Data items
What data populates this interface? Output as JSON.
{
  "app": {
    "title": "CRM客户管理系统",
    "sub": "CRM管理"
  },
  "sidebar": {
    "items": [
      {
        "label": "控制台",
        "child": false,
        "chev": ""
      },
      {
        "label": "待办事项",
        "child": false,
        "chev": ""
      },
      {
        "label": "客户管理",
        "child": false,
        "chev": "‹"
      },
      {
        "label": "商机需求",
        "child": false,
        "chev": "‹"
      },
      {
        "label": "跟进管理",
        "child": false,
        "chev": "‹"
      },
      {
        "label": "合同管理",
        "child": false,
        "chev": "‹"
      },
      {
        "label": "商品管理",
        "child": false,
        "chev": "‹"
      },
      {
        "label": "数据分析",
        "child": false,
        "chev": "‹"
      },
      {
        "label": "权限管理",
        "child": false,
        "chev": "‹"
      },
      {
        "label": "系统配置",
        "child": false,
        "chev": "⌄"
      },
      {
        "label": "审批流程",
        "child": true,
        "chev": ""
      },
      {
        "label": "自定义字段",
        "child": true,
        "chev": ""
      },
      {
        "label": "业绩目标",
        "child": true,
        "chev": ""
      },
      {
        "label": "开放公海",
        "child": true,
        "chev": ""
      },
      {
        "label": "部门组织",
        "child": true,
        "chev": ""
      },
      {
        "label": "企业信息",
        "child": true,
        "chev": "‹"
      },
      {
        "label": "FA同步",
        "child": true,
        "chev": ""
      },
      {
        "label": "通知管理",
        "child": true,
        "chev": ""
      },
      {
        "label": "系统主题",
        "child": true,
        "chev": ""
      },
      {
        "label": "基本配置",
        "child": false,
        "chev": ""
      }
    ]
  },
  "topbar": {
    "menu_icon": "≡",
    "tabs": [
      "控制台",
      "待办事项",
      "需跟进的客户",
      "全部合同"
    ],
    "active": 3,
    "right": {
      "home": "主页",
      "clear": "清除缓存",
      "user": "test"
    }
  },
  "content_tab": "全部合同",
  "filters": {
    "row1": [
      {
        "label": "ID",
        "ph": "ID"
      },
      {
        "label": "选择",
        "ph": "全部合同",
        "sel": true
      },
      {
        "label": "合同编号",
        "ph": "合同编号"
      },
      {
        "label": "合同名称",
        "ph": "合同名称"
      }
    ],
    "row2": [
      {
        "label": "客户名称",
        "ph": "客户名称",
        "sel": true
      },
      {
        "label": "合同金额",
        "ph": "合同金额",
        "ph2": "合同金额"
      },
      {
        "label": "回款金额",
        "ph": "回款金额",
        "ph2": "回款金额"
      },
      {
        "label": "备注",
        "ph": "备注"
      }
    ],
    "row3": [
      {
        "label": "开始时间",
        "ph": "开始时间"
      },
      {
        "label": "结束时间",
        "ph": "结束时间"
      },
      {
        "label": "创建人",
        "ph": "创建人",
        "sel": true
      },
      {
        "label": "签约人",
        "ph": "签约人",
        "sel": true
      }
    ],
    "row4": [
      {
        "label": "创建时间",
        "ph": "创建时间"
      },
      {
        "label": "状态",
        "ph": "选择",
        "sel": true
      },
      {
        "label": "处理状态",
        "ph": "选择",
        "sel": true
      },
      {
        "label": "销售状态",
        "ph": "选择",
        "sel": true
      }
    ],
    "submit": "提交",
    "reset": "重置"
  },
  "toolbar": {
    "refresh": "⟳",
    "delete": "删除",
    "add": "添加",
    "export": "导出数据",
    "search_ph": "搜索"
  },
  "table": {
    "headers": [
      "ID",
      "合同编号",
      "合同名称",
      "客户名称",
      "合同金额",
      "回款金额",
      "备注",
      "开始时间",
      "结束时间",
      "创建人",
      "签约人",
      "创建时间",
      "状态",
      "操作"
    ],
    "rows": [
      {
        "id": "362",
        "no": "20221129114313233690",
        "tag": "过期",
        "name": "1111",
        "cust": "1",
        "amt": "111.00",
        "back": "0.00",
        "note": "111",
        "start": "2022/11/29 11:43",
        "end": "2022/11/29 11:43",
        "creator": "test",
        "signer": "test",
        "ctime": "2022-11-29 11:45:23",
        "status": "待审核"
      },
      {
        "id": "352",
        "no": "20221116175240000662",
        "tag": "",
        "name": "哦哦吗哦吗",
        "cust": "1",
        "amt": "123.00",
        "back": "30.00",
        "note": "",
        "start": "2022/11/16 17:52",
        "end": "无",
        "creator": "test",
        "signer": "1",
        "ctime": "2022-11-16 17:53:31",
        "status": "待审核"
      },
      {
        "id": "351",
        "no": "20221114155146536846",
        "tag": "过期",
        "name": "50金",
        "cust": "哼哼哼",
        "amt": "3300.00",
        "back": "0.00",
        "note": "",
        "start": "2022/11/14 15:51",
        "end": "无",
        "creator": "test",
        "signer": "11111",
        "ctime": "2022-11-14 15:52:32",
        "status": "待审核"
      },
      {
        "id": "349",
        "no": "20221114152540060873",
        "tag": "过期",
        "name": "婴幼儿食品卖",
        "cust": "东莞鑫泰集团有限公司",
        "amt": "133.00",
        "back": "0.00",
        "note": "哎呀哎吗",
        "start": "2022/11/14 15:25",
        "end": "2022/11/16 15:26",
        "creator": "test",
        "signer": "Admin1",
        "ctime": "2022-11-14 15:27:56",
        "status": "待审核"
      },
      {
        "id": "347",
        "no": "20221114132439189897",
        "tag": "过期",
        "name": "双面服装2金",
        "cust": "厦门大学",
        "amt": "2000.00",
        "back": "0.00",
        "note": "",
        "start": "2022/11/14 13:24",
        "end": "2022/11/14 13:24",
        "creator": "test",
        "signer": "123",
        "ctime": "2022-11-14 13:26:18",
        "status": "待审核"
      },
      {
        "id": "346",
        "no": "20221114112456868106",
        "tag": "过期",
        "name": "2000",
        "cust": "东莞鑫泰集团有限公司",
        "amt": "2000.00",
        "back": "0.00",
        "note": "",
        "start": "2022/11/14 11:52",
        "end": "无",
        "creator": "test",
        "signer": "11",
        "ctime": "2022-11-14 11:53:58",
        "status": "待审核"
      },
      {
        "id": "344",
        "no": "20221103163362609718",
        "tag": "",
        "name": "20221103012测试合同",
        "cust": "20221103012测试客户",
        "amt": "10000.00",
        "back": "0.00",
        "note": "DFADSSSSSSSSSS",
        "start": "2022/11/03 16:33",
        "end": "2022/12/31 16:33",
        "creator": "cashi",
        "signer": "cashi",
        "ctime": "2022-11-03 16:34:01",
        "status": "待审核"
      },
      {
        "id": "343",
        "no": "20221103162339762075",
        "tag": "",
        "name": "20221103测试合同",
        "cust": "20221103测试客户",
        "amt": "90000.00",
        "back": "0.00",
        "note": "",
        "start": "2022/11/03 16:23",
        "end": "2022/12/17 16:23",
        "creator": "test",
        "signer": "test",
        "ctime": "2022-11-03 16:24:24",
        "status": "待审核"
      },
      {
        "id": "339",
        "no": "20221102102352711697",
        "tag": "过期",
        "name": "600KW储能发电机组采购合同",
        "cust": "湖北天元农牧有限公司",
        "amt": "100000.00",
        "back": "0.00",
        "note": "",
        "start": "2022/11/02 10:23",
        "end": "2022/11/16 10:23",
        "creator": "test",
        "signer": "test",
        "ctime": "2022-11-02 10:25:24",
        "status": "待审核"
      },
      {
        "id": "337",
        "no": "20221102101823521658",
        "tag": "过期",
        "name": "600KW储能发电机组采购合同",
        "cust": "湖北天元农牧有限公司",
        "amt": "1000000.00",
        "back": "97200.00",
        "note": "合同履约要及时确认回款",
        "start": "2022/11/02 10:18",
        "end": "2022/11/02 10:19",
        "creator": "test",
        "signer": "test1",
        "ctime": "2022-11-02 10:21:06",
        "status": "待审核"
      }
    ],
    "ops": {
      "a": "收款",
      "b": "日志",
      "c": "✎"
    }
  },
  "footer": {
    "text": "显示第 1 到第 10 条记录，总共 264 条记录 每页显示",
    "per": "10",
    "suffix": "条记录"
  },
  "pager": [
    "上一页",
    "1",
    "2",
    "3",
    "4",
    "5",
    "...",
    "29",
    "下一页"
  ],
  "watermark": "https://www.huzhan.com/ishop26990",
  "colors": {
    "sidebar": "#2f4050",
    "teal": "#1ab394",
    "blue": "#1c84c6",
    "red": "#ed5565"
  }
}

--

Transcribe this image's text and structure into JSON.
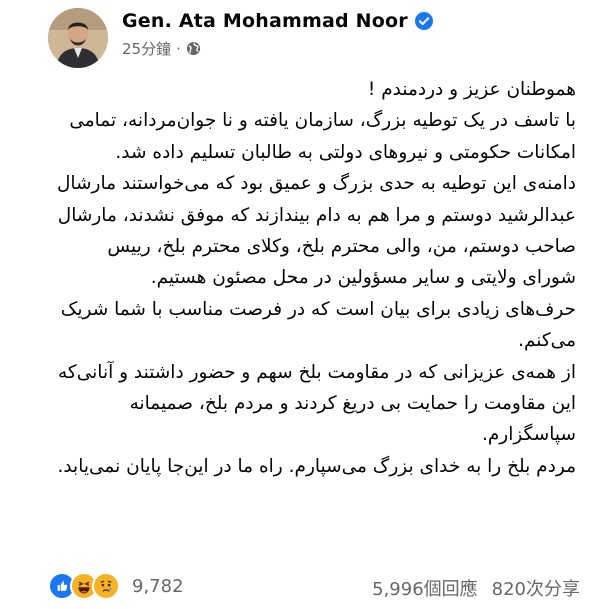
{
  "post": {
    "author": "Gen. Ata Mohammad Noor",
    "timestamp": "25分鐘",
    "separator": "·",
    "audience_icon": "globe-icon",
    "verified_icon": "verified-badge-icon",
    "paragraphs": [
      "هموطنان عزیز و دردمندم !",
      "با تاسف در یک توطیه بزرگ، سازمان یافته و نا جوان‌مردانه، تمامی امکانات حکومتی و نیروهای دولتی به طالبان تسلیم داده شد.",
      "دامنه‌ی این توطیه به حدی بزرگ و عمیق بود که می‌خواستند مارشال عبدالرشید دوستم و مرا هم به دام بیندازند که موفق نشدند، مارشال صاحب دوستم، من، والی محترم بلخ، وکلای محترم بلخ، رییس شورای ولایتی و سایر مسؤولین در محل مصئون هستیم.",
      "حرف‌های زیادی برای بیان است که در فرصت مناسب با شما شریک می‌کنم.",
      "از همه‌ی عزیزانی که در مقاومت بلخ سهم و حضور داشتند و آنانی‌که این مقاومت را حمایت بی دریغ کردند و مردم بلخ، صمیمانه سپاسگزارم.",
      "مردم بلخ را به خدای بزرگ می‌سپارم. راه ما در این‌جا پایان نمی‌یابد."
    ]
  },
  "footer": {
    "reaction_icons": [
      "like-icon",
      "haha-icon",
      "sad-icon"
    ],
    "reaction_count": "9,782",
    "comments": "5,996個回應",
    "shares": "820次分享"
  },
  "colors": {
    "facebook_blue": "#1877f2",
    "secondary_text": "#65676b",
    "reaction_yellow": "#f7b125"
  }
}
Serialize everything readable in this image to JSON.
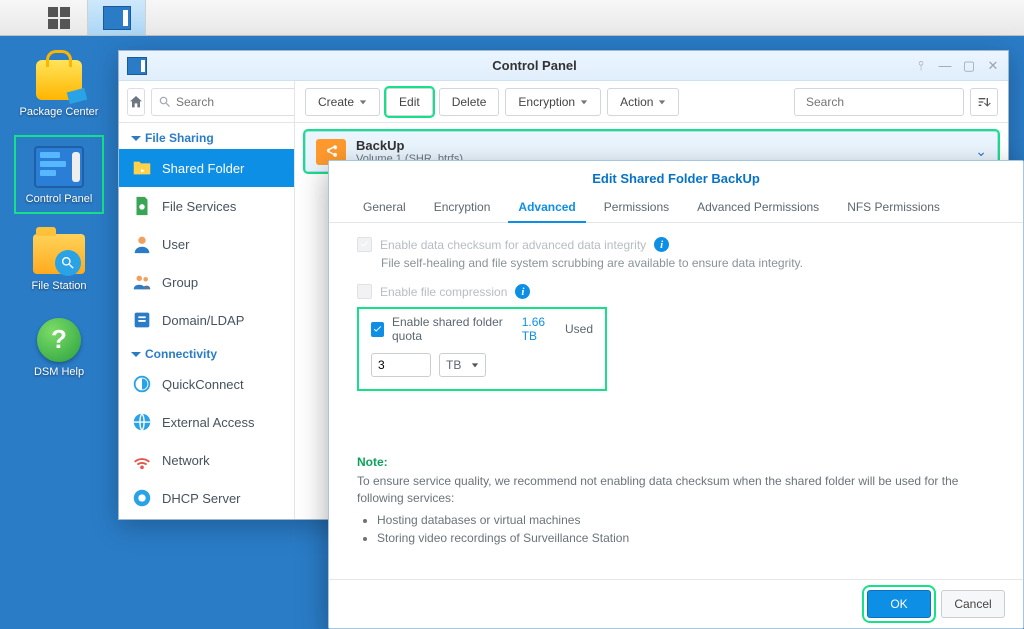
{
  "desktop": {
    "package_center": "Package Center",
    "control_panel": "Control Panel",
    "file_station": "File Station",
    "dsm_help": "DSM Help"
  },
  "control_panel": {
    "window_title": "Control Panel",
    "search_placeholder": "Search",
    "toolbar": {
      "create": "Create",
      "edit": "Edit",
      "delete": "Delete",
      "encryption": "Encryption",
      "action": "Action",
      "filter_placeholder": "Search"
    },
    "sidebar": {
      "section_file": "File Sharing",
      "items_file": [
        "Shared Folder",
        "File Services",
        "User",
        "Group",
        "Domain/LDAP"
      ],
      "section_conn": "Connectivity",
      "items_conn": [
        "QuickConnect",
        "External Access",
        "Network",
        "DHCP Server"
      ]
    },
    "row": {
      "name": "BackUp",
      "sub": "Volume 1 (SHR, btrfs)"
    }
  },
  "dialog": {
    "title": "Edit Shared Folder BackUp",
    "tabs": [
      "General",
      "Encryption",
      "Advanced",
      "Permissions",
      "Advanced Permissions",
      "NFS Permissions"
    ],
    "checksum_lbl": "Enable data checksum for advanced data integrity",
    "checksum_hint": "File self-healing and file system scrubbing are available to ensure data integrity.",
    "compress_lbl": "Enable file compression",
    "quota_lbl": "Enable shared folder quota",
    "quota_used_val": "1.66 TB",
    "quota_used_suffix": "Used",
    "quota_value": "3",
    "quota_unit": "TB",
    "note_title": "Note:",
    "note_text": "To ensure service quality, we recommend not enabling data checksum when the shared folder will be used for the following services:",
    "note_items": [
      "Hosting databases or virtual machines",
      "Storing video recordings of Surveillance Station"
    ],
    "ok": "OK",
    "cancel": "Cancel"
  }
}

*SHORT EXERCISE*: Look through the entries and return every line where "Station" appears.

*RESULT*:
    "file_station": "File Station",
      "Storing video recordings of Surveillance Station"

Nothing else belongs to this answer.